*WHAT YOU WILL DO*
Copy each line that contains the word "theatrical".

******

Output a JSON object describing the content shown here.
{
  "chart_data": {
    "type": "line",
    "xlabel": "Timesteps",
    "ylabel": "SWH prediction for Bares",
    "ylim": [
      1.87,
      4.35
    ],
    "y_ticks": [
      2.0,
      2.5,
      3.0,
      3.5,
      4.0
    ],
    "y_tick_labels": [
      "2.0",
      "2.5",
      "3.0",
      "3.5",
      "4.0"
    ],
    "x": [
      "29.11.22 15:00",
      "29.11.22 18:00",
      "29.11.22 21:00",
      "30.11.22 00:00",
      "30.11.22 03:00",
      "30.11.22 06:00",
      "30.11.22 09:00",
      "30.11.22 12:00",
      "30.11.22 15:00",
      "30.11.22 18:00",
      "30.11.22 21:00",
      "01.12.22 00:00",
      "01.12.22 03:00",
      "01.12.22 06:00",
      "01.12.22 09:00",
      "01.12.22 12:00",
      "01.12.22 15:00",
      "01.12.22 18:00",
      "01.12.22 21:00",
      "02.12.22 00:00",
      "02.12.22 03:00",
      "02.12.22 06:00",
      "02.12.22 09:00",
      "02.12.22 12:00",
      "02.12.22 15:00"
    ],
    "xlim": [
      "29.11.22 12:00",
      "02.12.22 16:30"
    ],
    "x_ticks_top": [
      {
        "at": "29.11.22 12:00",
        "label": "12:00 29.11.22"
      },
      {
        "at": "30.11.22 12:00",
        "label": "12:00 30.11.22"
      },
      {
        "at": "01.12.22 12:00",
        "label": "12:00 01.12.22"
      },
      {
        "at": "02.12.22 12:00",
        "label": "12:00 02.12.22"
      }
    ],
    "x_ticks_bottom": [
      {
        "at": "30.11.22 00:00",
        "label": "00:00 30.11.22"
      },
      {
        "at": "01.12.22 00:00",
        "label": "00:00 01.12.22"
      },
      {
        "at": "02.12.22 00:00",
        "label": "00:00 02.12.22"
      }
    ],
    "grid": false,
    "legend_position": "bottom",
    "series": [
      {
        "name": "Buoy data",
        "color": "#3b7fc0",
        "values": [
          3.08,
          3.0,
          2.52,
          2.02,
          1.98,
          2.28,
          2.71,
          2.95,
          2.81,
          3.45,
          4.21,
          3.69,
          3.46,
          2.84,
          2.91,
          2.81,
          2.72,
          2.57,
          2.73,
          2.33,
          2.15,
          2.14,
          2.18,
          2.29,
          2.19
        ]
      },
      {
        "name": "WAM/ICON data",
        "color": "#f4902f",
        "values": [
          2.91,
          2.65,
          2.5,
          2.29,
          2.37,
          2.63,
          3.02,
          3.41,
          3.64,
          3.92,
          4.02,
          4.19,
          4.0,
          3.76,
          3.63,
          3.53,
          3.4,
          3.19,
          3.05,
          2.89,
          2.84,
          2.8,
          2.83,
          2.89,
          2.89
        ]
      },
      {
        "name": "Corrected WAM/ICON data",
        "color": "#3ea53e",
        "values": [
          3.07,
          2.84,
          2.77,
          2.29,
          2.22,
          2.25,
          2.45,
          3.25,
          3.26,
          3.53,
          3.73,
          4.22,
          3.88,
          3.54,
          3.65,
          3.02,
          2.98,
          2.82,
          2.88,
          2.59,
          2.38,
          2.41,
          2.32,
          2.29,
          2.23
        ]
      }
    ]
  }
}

******

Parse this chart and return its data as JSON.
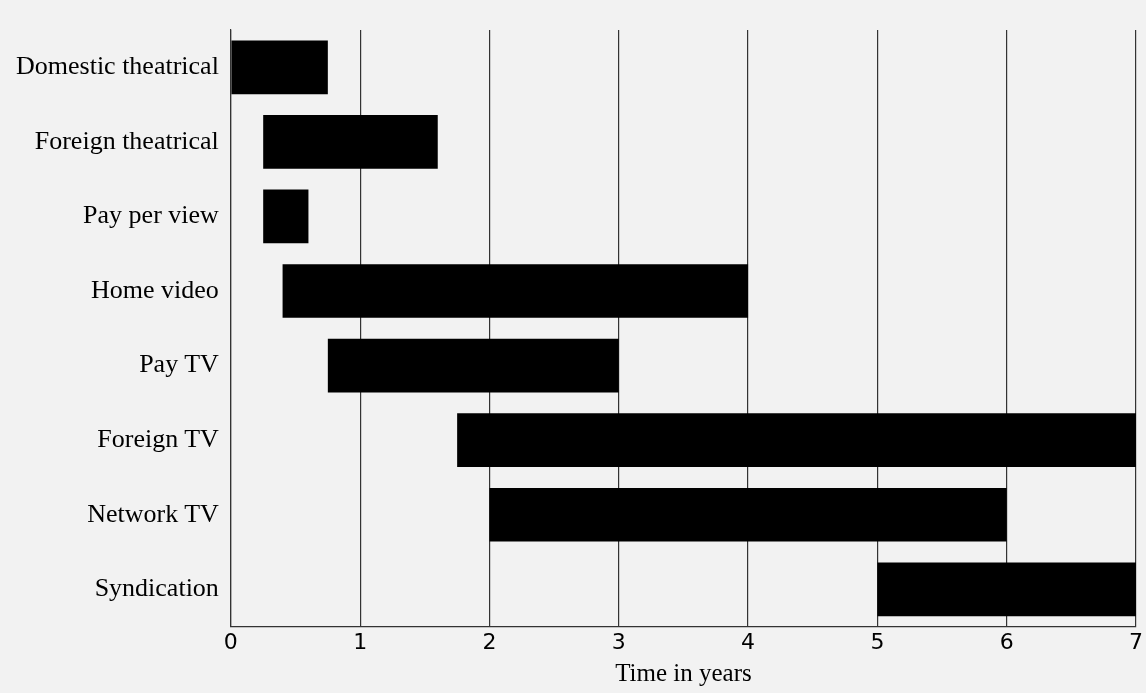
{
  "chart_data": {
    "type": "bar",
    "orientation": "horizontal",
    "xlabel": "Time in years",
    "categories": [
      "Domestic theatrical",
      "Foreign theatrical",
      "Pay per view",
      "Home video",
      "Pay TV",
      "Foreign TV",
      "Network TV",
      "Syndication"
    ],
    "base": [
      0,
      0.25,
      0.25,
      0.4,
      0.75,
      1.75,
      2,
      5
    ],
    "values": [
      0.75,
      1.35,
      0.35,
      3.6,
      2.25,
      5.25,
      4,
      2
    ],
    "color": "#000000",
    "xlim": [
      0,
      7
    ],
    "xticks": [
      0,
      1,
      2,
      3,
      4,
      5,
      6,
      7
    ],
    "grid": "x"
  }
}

******

*FINISHED EXERCISE*
      "Domestic theatrical",
      "Foreign theatrical",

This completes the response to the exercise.